▸ Raw records:
★ ★ ★ ★ ★
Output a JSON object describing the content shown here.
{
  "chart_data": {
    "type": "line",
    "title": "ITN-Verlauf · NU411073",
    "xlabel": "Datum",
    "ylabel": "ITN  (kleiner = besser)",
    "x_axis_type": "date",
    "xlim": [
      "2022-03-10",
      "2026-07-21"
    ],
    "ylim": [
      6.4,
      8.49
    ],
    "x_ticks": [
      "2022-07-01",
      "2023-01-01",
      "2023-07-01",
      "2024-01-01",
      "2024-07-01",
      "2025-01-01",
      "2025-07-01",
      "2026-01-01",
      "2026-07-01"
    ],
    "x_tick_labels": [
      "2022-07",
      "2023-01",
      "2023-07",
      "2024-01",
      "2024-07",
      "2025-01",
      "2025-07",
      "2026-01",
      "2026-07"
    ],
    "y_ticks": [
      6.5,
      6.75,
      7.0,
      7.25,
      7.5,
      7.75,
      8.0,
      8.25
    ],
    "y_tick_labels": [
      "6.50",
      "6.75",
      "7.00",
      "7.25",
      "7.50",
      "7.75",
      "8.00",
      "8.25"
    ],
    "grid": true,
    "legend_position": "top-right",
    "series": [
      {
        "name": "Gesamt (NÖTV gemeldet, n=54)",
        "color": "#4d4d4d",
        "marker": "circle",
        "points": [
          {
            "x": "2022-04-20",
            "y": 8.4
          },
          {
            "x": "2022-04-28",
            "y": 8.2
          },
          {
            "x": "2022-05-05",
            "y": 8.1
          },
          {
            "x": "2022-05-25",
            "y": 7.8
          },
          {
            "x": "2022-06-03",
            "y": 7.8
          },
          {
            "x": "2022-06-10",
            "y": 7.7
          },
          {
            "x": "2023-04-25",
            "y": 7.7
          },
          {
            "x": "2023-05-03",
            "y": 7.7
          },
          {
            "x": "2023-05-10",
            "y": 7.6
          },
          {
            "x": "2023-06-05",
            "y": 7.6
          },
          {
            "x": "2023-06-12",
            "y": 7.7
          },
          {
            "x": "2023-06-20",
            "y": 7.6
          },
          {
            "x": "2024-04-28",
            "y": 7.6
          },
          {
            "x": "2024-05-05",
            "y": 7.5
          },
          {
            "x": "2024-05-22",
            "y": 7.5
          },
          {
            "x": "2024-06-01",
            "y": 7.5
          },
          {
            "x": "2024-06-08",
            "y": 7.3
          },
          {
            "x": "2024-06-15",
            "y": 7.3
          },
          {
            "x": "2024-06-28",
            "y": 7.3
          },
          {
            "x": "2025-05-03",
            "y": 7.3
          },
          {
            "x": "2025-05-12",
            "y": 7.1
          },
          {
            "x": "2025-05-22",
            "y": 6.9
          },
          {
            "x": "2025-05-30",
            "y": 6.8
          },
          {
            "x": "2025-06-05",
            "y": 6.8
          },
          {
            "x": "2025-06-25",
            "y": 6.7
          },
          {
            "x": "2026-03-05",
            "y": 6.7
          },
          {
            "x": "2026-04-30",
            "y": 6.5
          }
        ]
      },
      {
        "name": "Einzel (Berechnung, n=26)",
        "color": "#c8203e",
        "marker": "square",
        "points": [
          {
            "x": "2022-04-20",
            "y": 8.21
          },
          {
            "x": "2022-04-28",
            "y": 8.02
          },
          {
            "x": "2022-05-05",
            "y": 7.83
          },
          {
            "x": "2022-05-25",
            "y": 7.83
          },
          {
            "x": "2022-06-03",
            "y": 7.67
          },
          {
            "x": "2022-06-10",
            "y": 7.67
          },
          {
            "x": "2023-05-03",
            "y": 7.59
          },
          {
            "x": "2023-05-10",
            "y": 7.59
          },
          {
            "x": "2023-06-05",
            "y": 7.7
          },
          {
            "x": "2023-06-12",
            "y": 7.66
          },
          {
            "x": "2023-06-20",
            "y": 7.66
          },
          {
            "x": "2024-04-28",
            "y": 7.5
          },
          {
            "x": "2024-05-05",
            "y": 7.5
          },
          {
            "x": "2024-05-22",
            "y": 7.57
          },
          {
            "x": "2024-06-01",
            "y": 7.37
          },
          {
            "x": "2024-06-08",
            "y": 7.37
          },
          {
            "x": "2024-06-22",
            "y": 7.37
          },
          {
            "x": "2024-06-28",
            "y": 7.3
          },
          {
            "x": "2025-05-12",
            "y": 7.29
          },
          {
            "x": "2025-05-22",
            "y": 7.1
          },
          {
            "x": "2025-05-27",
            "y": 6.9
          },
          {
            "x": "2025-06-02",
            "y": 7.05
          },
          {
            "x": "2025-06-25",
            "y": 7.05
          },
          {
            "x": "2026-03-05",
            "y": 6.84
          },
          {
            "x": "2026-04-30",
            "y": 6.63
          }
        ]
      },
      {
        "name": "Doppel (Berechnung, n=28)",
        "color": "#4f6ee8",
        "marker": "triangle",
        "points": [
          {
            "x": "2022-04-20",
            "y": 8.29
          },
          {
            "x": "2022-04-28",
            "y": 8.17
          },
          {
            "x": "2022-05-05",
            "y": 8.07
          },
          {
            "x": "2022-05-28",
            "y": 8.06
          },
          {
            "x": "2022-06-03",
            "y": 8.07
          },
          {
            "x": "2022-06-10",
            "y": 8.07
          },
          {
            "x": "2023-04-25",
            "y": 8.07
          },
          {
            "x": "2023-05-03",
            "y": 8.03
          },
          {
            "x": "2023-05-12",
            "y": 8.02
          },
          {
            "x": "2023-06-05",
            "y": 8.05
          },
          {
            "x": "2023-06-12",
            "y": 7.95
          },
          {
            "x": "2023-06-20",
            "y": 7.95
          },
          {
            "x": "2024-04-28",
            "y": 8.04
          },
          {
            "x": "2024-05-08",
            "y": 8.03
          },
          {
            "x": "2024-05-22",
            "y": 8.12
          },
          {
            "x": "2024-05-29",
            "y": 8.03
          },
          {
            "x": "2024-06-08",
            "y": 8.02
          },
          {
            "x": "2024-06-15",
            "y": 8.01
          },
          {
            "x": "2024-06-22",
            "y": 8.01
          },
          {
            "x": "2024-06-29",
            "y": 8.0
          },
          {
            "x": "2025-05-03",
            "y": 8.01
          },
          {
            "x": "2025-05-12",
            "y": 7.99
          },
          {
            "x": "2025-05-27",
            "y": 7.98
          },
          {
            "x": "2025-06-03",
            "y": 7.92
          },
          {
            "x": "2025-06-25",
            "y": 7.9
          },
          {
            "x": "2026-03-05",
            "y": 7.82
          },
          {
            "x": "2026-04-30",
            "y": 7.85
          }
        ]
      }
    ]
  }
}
★ ★ ★ ★ ★
▸ What is asked:
Print the material above once more, exactly.

▸ Answer below:
Output a JSON object describing the content shown here.
{
  "chart_data": {
    "type": "line",
    "title": "ITN-Verlauf · NU411073",
    "xlabel": "Datum",
    "ylabel": "ITN  (kleiner = besser)",
    "x_axis_type": "date",
    "xlim": [
      "2022-03-10",
      "2026-07-21"
    ],
    "ylim": [
      6.4,
      8.49
    ],
    "x_ticks": [
      "2022-07-01",
      "2023-01-01",
      "2023-07-01",
      "2024-01-01",
      "2024-07-01",
      "2025-01-01",
      "2025-07-01",
      "2026-01-01",
      "2026-07-01"
    ],
    "x_tick_labels": [
      "2022-07",
      "2023-01",
      "2023-07",
      "2024-01",
      "2024-07",
      "2025-01",
      "2025-07",
      "2026-01",
      "2026-07"
    ],
    "y_ticks": [
      6.5,
      6.75,
      7.0,
      7.25,
      7.5,
      7.75,
      8.0,
      8.25
    ],
    "y_tick_labels": [
      "6.50",
      "6.75",
      "7.00",
      "7.25",
      "7.50",
      "7.75",
      "8.00",
      "8.25"
    ],
    "grid": true,
    "legend_position": "top-right",
    "series": [
      {
        "name": "Gesamt (NÖTV gemeldet, n=54)",
        "color": "#4d4d4d",
        "marker": "circle",
        "points": [
          {
            "x": "2022-04-20",
            "y": 8.4
          },
          {
            "x": "2022-04-28",
            "y": 8.2
          },
          {
            "x": "2022-05-05",
            "y": 8.1
          },
          {
            "x": "2022-05-25",
            "y": 7.8
          },
          {
            "x": "2022-06-03",
            "y": 7.8
          },
          {
            "x": "2022-06-10",
            "y": 7.7
          },
          {
            "x": "2023-04-25",
            "y": 7.7
          },
          {
            "x": "2023-05-03",
            "y": 7.7
          },
          {
            "x": "2023-05-10",
            "y": 7.6
          },
          {
            "x": "2023-06-05",
            "y": 7.6
          },
          {
            "x": "2023-06-12",
            "y": 7.7
          },
          {
            "x": "2023-06-20",
            "y": 7.6
          },
          {
            "x": "2024-04-28",
            "y": 7.6
          },
          {
            "x": "2024-05-05",
            "y": 7.5
          },
          {
            "x": "2024-05-22",
            "y": 7.5
          },
          {
            "x": "2024-06-01",
            "y": 7.5
          },
          {
            "x": "2024-06-08",
            "y": 7.3
          },
          {
            "x": "2024-06-15",
            "y": 7.3
          },
          {
            "x": "2024-06-28",
            "y": 7.3
          },
          {
            "x": "2025-05-03",
            "y": 7.3
          },
          {
            "x": "2025-05-12",
            "y": 7.1
          },
          {
            "x": "2025-05-22",
            "y": 6.9
          },
          {
            "x": "2025-05-30",
            "y": 6.8
          },
          {
            "x": "2025-06-05",
            "y": 6.8
          },
          {
            "x": "2025-06-25",
            "y": 6.7
          },
          {
            "x": "2026-03-05",
            "y": 6.7
          },
          {
            "x": "2026-04-30",
            "y": 6.5
          }
        ]
      },
      {
        "name": "Einzel (Berechnung, n=26)",
        "color": "#c8203e",
        "marker": "square",
        "points": [
          {
            "x": "2022-04-20",
            "y": 8.21
          },
          {
            "x": "2022-04-28",
            "y": 8.02
          },
          {
            "x": "2022-05-05",
            "y": 7.83
          },
          {
            "x": "2022-05-25",
            "y": 7.83
          },
          {
            "x": "2022-06-03",
            "y": 7.67
          },
          {
            "x": "2022-06-10",
            "y": 7.67
          },
          {
            "x": "2023-05-03",
            "y": 7.59
          },
          {
            "x": "2023-05-10",
            "y": 7.59
          },
          {
            "x": "2023-06-05",
            "y": 7.7
          },
          {
            "x": "2023-06-12",
            "y": 7.66
          },
          {
            "x": "2023-06-20",
            "y": 7.66
          },
          {
            "x": "2024-04-28",
            "y": 7.5
          },
          {
            "x": "2024-05-05",
            "y": 7.5
          },
          {
            "x": "2024-05-22",
            "y": 7.57
          },
          {
            "x": "2024-06-01",
            "y": 7.37
          },
          {
            "x": "2024-06-08",
            "y": 7.37
          },
          {
            "x": "2024-06-22",
            "y": 7.37
          },
          {
            "x": "2024-06-28",
            "y": 7.3
          },
          {
            "x": "2025-05-12",
            "y": 7.29
          },
          {
            "x": "2025-05-22",
            "y": 7.1
          },
          {
            "x": "2025-05-27",
            "y": 6.9
          },
          {
            "x": "2025-06-02",
            "y": 7.05
          },
          {
            "x": "2025-06-25",
            "y": 7.05
          },
          {
            "x": "2026-03-05",
            "y": 6.84
          },
          {
            "x": "2026-04-30",
            "y": 6.63
          }
        ]
      },
      {
        "name": "Doppel (Berechnung, n=28)",
        "color": "#4f6ee8",
        "marker": "triangle",
        "points": [
          {
            "x": "2022-04-20",
            "y": 8.29
          },
          {
            "x": "2022-04-28",
            "y": 8.17
          },
          {
            "x": "2022-05-05",
            "y": 8.07
          },
          {
            "x": "2022-05-28",
            "y": 8.06
          },
          {
            "x": "2022-06-03",
            "y": 8.07
          },
          {
            "x": "2022-06-10",
            "y": 8.07
          },
          {
            "x": "2023-04-25",
            "y": 8.07
          },
          {
            "x": "2023-05-03",
            "y": 8.03
          },
          {
            "x": "2023-05-12",
            "y": 8.02
          },
          {
            "x": "2023-06-05",
            "y": 8.05
          },
          {
            "x": "2023-06-12",
            "y": 7.95
          },
          {
            "x": "2023-06-20",
            "y": 7.95
          },
          {
            "x": "2024-04-28",
            "y": 8.04
          },
          {
            "x": "2024-05-08",
            "y": 8.03
          },
          {
            "x": "2024-05-22",
            "y": 8.12
          },
          {
            "x": "2024-05-29",
            "y": 8.03
          },
          {
            "x": "2024-06-08",
            "y": 8.02
          },
          {
            "x": "2024-06-15",
            "y": 8.01
          },
          {
            "x": "2024-06-22",
            "y": 8.01
          },
          {
            "x": "2024-06-29",
            "y": 8.0
          },
          {
            "x": "2025-05-03",
            "y": 8.01
          },
          {
            "x": "2025-05-12",
            "y": 7.99
          },
          {
            "x": "2025-05-27",
            "y": 7.98
          },
          {
            "x": "2025-06-03",
            "y": 7.92
          },
          {
            "x": "2025-06-25",
            "y": 7.9
          },
          {
            "x": "2026-03-05",
            "y": 7.82
          },
          {
            "x": "2026-04-30",
            "y": 7.85
          }
        ]
      }
    ]
  }
}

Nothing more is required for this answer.